### SET TASK
Every record below is to be retyped exactly.

Records excerpted from a collection:
** Start **
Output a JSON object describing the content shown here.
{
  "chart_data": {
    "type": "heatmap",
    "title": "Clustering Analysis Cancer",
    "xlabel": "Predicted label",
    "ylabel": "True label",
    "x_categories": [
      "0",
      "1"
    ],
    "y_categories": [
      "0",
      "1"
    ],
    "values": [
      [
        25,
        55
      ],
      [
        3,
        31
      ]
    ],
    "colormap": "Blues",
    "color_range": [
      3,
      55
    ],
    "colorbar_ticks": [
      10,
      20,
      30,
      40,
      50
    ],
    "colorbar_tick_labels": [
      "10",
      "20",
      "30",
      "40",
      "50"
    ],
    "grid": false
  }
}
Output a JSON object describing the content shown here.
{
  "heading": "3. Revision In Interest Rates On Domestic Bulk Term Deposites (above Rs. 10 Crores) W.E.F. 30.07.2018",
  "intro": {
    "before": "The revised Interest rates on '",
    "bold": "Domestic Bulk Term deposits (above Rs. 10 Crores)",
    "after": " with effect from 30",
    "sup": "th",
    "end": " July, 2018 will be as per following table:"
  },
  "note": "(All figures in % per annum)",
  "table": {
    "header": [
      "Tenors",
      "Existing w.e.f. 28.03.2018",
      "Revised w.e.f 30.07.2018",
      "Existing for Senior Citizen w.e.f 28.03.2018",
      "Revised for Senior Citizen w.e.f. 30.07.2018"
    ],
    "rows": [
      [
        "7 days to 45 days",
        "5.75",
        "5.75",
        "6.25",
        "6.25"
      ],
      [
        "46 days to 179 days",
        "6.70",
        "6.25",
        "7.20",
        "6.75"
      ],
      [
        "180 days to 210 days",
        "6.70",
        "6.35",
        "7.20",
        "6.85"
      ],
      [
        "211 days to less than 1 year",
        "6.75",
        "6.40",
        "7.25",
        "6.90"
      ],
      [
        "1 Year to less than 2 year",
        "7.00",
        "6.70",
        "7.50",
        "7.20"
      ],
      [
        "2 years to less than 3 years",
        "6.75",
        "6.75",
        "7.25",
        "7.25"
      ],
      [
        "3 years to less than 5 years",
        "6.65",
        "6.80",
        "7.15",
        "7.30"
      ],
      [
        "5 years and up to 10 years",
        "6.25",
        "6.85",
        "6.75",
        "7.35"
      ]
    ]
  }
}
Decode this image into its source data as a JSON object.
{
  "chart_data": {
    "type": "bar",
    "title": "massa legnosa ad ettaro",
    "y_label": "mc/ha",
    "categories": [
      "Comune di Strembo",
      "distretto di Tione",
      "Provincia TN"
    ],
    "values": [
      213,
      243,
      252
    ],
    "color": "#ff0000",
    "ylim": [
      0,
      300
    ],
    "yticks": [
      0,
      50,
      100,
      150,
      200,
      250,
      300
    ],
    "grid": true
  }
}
** End **
### ANSWER IN FULL
Output a JSON object describing the content shown here.
{
  "chart_data": {
    "type": "heatmap",
    "title": "Clustering Analysis Cancer",
    "xlabel": "Predicted label",
    "ylabel": "True label",
    "x_categories": [
      "0",
      "1"
    ],
    "y_categories": [
      "0",
      "1"
    ],
    "values": [
      [
        25,
        55
      ],
      [
        3,
        31
      ]
    ],
    "colormap": "Blues",
    "color_range": [
      3,
      55
    ],
    "colorbar_ticks": [
      10,
      20,
      30,
      40,
      50
    ],
    "colorbar_tick_labels": [
      "10",
      "20",
      "30",
      "40",
      "50"
    ],
    "grid": false
  }
}
Output a JSON object describing the content shown here.
{
  "heading": "3. Revision In Interest Rates On Domestic Bulk Term Deposites (above Rs. 10 Crores) W.E.F. 30.07.2018",
  "intro": {
    "before": "The revised Interest rates on '",
    "bold": "Domestic Bulk Term deposits (above Rs. 10 Crores)",
    "after": " with effect from 30",
    "sup": "th",
    "end": " July, 2018 will be as per following table:"
  },
  "note": "(All figures in % per annum)",
  "table": {
    "header": [
      "Tenors",
      "Existing w.e.f. 28.03.2018",
      "Revised w.e.f 30.07.2018",
      "Existing for Senior Citizen w.e.f 28.03.2018",
      "Revised for Senior Citizen w.e.f. 30.07.2018"
    ],
    "rows": [
      [
        "7 days to 45 days",
        "5.75",
        "5.75",
        "6.25",
        "6.25"
      ],
      [
        "46 days to 179 days",
        "6.70",
        "6.25",
        "7.20",
        "6.75"
      ],
      [
        "180 days to 210 days",
        "6.70",
        "6.35",
        "7.20",
        "6.85"
      ],
      [
        "211 days to less than 1 year",
        "6.75",
        "6.40",
        "7.25",
        "6.90"
      ],
      [
        "1 Year to less than 2 year",
        "7.00",
        "6.70",
        "7.50",
        "7.20"
      ],
      [
        "2 years to less than 3 years",
        "6.75",
        "6.75",
        "7.25",
        "7.25"
      ],
      [
        "3 years to less than 5 years",
        "6.65",
        "6.80",
        "7.15",
        "7.30"
      ],
      [
        "5 years and up to 10 years",
        "6.25",
        "6.85",
        "6.75",
        "7.35"
      ]
    ]
  }
}
Decode this image into its source data as a JSON object.
{
  "chart_data": {
    "type": "bar",
    "title": "massa legnosa ad ettaro",
    "y_label": "mc/ha",
    "categories": [
      "Comune di Strembo",
      "distretto di Tione",
      "Provincia TN"
    ],
    "values": [
      213,
      243,
      252
    ],
    "color": "#ff0000",
    "ylim": [
      0,
      300
    ],
    "yticks": [
      0,
      50,
      100,
      150,
      200,
      250,
      300
    ],
    "grid": true
  }
}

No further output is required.